# Niko, your Crystal Red Bee Shrimp...



## Praxx42 (Mar 4, 2005)

Are doing pretty well! I usually see 2-3 at any given time, the rest are hiding in the pelia field. I know they are growing because I see the molts on a fairly regular basis. I haven't seen any larvae yet, but it's still early in the game.

Just thought I'd let you know.

=Praxx


----------



## John P. (Nov 24, 2004)

Crystal Reds don't have a larval stage from what I know.


----------



## Praxx42 (Mar 4, 2005)

So they go from egg to ...?


----------



## shalu (Oct 1, 2004)

Praxx42 said:


> So they go from egg to ...?


miniature adult look likes.


----------



## Praxx42 (Mar 4, 2005)

Really! Hmn... that almost sounds like live-bearing snails. Cool. I guess I know what to look for now.


----------



## shalu (Oct 1, 2004)

I currently have three pregnant crystal reds. The first one is pregnant for 25 days now, so the babies are due anytime. The wait is killing me.

From what I know, the babies actually look more attractive than most adults, because most of babies have well defined red/white banding. With adults, a lot of white area might mature into red color, losing the clear definition of banding. This is also happening to some of my crystal reds. Only a small portion of the adults can keep the white bands, and those can be very expensive on asian markets when purchased as adults.


----------



## Praxx42 (Mar 4, 2005)

I think Nikolay got a great deal then, 'cause these lil' guys have severely delineated red and white bands. I hope they kick off some babies soon, because I am ready to see this all go down.


----------



## niko (Jan 28, 2004)

Aha!

I wanted to call you today to ask you how are they doing and especially if you think there is male among yours.

Mine have grown a lot, but an attempt to move 3 of them to a bare bottom, sponge filter only tank ended in a disaster - I think 2 of them are dead. They spent 2 days in that tank and from the moment I put them in lost all color and just sat on a wisteria bush hiding. The tank had about 4 ppm NO3 and everything else 0, a clean tank that I setup a week before putting the shrimp in using a lot of mulm and water from another tank.

Today after a 20% wc all 3 of them started to loose orientation and hit the sides and the bottom so I moved them to my planted tank. One recovered the other 2 are questionable, the smallest one (a possible male) looking/acting worst.

My main worry is that I don't know if I have a male. What do you think about yours?

Shalu, very interesting I didn't know they usually lost the white bands.

--Nikolay


----------



## Praxx42 (Mar 4, 2005)

I'm not sure yet, Niko. I haven't been able to get all that close to them, and I'm wary of removing them from their current environment, mostly because they are doing so well (and because it's darn hard to find them under 2" of pelia!  ). I'll keep an eye out... they sure look happy tho. After I put them in that 3 gallon growout tank, they've never changed color or seemed disturbed like I've seen other shrimp become.


----------



## niko (Jan 28, 2004)

I hope that between 3 of us (D'Wyatt, you, and I) we have at least one male.

It seems that all three shrimp that almost died have recovered even the smallest one which had obviously molted too. They 2 that I saw today were extremely bright and if the shrimp indeed made it I'd consider them pretty hardy animals.

--Nikolay


----------

━━━━━━━━━━

- Written exercise A: In the records, take the part that opens with the line containing "minimize-button[interactable] [957,88,971,102]" and closes with the line containing "folder-icon [230,458,244,471]", and write it out again with "file-row" replaced by "file-entry" and nothing else altered.

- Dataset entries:

━━━━━━━━━━

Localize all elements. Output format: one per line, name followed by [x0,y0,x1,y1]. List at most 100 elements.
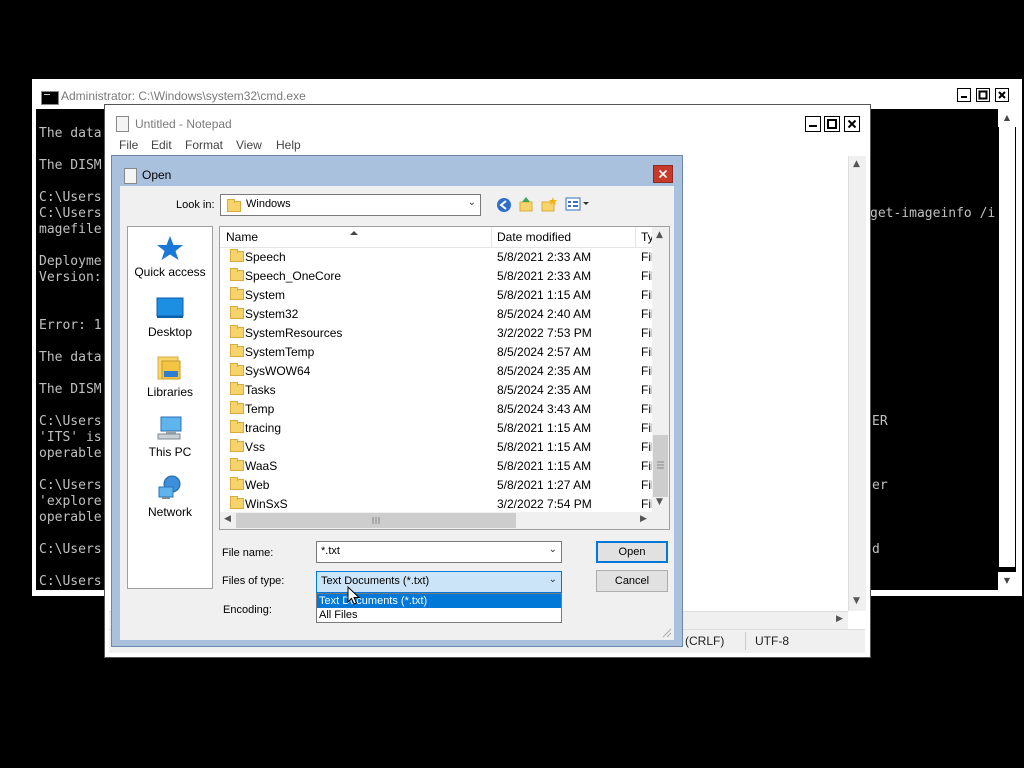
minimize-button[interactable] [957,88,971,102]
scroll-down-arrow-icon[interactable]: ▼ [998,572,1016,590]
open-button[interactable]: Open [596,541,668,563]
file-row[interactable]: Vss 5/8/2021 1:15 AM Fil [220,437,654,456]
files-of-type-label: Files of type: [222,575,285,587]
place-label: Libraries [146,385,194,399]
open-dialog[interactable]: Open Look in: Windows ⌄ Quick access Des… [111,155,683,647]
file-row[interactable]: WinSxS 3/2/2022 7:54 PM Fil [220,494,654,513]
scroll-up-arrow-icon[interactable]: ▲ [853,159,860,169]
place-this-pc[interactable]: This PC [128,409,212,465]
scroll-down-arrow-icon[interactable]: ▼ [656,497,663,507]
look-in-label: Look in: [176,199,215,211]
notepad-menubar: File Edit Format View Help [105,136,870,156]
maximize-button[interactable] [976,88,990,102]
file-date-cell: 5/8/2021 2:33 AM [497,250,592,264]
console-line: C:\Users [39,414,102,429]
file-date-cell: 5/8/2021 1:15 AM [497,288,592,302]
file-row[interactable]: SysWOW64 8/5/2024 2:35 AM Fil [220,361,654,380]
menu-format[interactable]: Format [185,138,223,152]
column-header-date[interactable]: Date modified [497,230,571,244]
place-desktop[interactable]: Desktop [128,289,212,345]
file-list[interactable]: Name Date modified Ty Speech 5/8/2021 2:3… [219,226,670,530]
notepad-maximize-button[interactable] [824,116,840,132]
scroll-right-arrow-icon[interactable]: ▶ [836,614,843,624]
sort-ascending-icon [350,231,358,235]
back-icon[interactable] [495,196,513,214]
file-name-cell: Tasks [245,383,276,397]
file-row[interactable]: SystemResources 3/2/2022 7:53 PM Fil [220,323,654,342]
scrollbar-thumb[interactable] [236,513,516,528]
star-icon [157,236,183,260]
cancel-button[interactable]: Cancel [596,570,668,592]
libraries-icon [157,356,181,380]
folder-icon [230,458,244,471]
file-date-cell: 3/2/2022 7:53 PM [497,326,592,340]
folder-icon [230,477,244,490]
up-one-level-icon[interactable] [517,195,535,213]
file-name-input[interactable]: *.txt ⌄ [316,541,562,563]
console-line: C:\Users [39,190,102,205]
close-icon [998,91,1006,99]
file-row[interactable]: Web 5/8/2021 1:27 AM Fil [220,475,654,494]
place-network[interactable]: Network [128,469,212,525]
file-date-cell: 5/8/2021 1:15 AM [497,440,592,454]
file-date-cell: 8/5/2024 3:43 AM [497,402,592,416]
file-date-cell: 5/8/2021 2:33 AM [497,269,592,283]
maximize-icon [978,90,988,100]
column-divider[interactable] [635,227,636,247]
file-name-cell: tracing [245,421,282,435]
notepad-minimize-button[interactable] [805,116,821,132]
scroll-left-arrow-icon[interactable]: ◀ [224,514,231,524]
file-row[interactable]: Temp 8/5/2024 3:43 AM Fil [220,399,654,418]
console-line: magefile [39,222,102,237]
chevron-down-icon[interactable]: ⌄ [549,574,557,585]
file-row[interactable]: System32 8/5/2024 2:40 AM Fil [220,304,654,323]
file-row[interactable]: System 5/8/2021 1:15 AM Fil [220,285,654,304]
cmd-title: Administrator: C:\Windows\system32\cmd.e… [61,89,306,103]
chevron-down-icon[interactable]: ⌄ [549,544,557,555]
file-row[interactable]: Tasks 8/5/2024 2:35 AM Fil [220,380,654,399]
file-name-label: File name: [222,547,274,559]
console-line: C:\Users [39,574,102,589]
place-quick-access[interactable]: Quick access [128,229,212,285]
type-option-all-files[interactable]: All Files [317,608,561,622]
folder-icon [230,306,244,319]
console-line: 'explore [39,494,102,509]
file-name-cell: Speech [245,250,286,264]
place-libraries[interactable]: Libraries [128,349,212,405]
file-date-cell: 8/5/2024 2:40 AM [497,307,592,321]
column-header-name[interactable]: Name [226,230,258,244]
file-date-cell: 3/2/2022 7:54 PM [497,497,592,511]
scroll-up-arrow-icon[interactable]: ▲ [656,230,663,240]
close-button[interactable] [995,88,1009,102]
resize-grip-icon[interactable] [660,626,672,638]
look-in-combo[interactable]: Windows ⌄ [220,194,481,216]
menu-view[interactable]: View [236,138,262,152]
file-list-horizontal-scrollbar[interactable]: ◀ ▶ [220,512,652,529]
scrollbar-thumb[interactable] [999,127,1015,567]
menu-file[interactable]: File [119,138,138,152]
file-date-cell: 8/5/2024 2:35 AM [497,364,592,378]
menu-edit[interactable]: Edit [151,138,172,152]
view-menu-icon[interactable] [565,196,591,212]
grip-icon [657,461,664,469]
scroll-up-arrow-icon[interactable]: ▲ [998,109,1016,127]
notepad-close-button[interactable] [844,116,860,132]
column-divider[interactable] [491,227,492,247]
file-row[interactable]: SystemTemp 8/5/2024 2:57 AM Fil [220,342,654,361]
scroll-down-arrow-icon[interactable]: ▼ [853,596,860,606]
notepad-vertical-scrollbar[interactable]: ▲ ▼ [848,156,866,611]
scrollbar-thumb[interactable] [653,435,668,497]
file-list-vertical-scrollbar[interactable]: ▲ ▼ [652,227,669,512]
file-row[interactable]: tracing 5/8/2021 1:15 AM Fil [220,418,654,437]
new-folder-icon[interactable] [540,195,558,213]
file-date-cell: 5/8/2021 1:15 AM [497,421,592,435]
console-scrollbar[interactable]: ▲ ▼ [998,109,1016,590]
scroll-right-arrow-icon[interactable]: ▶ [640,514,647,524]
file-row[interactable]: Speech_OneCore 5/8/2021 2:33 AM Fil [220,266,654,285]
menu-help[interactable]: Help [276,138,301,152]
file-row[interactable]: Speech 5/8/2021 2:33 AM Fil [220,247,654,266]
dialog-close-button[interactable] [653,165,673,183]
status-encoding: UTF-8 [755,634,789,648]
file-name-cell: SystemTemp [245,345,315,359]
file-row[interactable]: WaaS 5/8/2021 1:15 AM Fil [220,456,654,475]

━━━━━━━━━━

- Written exercise B:
For each statement, say yes or no according to the forum thread on Crystal Red Bee Shrimp, and quote the words of the thread that decide it.
(i) John P. says Crystal Reds have no larval stage, as far as he knows.
(ii) shalu says the first pregnant crystal red has been pregnant for 30 days.
(iii) niko says the bare-bottom tank had about 4 ppm NO3.

- Finished answer A:
minimize-button[interactable] [957,88,971,102]
scroll-down-arrow-icon[interactable]: ▼ [998,572,1016,590]
open-button[interactable]: Open [596,541,668,563]
file-entry[interactable]: Vss 5/8/2021 1:15 AM Fil [220,437,654,456]
files-of-type-label: Files of type: [222,575,285,587]
place-label: Libraries [146,385,194,399]
open-dialog[interactable]: Open Look in: Windows ⌄ Quick access Des… [111,155,683,647]
file-entry[interactable]: WinSxS 3/2/2022 7:54 PM Fil [220,494,654,513]
scroll-up-arrow-icon[interactable]: ▲ [853,159,860,169]
place-this-pc[interactable]: This PC [128,409,212,465]
scroll-down-arrow-icon[interactable]: ▼ [656,497,663,507]
look-in-label: Look in: [176,199,215,211]
notepad-menubar: File Edit Format View Help [105,136,870,156]
maximize-button[interactable] [976,88,990,102]
file-date-cell: 5/8/2021 2:33 AM [497,250,592,264]
console-line: C:\Users [39,414,102,429]
file-date-cell: 5/8/2021 1:15 AM [497,288,592,302]
file-entry[interactable]: SysWOW64 8/5/2024 2:35 AM Fil [220,361,654,380]
menu-format[interactable]: Format [185,138,223,152]
column-header-date[interactable]: Date modified [497,230,571,244]
place-desktop[interactable]: Desktop [128,289,212,345]
file-list[interactable]: Name Date modified Ty Speech 5/8/2021 2:3… [219,226,670,530]
notepad-maximize-button[interactable] [824,116,840,132]
scroll-right-arrow-icon[interactable]: ▶ [836,614,843,624]
sort-ascending-icon [350,231,358,235]
back-icon[interactable] [495,196,513,214]
file-name-cell: Tasks [245,383,276,397]
file-entry[interactable]: SystemResources 3/2/2022 7:53 PM Fil [220,323,654,342]
scrollbar-thumb[interactable] [236,513,516,528]
star-icon [157,236,183,260]
cancel-button[interactable]: Cancel [596,570,668,592]
libraries-icon [157,356,181,380]
folder-icon [230,458,244,471]

- Finished answer B:
(i) Yes: "Crystal Reds don't have a larval stage from what I know."
(ii) No: "The first one is pregnant for 25 days now"
(iii) Yes: "The tank had about 4 ppm NO3 and everything else 0"